## What you are asked to do
Identify the lines holding "index" and copy them.

Entries taken from a collection
----------

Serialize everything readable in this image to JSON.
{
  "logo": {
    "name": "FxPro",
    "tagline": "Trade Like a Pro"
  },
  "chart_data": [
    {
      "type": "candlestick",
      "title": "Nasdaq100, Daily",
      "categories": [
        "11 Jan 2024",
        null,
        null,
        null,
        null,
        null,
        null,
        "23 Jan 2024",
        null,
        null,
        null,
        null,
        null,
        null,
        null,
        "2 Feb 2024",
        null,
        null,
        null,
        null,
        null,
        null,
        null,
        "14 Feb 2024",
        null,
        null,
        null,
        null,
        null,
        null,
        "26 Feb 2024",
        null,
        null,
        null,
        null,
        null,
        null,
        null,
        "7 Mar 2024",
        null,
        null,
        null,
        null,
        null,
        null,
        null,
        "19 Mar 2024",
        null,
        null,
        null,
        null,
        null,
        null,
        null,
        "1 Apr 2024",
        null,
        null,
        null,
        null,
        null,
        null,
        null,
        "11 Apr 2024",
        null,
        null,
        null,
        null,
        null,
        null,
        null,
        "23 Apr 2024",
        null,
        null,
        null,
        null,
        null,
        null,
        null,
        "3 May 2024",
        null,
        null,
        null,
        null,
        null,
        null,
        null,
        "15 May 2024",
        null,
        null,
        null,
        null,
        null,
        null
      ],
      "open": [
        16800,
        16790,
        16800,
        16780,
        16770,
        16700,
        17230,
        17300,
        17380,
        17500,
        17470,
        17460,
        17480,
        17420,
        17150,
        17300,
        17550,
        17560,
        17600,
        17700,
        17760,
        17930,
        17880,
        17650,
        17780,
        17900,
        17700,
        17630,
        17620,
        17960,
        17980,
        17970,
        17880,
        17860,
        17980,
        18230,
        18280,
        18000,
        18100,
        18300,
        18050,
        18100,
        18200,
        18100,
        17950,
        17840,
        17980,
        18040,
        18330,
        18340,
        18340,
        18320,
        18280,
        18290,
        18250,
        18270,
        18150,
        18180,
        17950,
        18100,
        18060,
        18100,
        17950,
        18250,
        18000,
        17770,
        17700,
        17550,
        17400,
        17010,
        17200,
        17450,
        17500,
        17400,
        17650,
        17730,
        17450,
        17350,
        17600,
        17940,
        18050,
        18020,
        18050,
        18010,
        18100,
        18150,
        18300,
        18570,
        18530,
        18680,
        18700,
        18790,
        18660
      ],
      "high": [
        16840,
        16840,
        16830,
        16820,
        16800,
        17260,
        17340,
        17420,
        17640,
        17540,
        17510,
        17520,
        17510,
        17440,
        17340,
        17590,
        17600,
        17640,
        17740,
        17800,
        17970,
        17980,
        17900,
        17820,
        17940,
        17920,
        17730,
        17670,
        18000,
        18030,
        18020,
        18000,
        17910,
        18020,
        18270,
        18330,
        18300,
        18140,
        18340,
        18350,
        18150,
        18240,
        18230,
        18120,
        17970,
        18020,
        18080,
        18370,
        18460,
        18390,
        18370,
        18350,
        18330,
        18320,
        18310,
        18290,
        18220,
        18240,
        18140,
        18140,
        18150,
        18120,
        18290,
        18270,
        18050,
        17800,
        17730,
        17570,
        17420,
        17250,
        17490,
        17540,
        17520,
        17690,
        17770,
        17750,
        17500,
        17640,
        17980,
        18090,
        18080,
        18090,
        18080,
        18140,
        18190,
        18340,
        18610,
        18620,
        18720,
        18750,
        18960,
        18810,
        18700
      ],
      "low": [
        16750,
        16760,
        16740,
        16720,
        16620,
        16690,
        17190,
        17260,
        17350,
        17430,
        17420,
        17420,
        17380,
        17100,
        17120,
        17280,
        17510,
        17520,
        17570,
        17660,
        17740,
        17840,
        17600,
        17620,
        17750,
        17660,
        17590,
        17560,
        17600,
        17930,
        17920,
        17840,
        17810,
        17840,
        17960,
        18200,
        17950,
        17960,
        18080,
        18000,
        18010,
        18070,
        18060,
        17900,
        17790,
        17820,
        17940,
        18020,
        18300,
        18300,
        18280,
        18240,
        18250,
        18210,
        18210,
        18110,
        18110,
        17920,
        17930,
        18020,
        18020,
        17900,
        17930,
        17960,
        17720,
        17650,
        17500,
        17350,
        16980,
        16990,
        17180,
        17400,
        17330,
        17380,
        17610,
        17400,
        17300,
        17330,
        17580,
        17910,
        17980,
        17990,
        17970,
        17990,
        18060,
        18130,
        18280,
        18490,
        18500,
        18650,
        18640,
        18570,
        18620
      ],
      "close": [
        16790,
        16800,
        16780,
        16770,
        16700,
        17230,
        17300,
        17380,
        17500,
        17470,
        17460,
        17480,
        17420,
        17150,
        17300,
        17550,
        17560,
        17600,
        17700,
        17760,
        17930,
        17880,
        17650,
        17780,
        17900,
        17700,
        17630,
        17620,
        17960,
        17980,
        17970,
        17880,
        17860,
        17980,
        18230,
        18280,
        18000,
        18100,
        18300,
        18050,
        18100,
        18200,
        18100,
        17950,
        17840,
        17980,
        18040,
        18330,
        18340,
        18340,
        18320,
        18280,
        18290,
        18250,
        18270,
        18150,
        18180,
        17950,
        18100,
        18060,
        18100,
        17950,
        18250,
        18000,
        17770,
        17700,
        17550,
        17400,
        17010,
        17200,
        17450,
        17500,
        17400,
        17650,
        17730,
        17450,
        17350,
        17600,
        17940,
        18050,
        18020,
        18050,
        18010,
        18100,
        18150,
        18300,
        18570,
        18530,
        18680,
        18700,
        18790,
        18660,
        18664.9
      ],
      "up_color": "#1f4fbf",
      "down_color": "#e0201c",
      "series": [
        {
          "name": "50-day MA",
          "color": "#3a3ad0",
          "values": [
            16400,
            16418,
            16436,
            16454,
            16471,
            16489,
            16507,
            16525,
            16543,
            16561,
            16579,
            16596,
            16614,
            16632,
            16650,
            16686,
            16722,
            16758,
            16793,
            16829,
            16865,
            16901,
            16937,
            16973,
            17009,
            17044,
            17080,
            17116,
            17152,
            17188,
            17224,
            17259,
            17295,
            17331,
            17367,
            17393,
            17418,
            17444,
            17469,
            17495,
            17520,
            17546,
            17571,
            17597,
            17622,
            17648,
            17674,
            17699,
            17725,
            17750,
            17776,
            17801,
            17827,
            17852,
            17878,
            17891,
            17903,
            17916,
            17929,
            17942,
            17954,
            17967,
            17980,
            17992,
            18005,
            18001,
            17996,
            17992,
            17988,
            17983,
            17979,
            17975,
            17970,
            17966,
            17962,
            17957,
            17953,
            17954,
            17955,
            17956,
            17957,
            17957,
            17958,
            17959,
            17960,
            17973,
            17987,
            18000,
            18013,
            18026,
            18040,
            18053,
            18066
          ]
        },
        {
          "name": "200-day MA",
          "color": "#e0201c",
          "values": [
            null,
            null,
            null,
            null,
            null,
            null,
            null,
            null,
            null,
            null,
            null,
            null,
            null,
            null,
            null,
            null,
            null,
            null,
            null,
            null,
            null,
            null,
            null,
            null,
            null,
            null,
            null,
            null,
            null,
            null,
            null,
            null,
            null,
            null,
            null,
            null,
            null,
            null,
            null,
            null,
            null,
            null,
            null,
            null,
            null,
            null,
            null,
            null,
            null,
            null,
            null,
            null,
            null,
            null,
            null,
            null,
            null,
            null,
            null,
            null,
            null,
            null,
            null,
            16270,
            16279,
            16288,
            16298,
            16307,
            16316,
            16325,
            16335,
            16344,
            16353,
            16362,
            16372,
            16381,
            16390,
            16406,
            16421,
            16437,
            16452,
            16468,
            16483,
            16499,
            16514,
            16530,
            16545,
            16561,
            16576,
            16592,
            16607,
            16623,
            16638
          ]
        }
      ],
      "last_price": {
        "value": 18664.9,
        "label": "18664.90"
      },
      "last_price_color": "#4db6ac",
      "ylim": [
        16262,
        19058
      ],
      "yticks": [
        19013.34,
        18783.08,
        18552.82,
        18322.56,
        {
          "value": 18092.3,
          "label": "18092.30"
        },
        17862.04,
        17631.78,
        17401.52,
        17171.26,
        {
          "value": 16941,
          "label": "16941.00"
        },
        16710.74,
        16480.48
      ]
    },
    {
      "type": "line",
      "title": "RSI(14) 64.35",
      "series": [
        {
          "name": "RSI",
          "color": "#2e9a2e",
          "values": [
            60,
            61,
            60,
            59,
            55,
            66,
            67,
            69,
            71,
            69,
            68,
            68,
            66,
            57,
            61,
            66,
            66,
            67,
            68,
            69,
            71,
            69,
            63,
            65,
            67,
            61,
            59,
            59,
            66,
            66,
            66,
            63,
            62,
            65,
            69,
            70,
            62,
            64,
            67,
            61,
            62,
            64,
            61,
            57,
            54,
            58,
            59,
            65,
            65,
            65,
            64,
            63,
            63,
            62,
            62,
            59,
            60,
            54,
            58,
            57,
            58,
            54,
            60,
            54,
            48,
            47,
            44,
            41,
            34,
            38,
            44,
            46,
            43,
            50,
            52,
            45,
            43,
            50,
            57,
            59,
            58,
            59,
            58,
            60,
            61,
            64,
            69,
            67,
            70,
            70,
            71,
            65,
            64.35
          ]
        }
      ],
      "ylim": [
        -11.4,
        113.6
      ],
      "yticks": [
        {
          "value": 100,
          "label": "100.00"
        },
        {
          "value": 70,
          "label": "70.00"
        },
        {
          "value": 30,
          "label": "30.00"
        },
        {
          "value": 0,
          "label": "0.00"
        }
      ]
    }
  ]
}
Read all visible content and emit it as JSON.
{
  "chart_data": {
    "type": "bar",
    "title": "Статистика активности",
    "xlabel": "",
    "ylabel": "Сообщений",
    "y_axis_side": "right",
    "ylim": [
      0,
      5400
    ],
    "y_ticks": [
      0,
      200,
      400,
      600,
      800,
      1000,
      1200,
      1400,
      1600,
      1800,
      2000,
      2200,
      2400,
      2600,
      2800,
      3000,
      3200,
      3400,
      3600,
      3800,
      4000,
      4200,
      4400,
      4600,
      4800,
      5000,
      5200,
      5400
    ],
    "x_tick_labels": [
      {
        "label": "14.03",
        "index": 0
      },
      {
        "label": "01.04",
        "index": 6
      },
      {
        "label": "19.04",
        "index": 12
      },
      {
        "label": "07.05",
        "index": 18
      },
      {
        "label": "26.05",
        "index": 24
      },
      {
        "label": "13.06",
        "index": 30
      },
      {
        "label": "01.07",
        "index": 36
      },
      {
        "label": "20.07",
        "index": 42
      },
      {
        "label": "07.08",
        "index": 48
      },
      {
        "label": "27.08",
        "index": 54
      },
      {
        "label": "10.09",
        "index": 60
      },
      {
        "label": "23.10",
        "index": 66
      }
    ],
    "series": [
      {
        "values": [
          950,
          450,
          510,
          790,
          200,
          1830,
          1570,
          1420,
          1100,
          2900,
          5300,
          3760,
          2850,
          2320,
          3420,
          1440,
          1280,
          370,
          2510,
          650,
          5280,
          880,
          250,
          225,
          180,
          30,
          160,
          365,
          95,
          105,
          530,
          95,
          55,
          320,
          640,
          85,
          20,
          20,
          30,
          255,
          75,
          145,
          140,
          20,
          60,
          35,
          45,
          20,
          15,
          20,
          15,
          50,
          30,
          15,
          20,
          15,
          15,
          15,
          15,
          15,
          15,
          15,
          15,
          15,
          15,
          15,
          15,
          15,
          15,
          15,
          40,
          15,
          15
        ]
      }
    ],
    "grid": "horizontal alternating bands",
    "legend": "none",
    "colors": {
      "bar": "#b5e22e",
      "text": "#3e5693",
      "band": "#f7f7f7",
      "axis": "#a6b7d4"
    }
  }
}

----------

## Result below
        "index": 0
        "index": 6
        "index": 12
        "index": 18
        "index": 24
        "index": 30
        "index": 36
        "index": 42
        "index": 48
        "index": 54
        "index": 60
        "index": 66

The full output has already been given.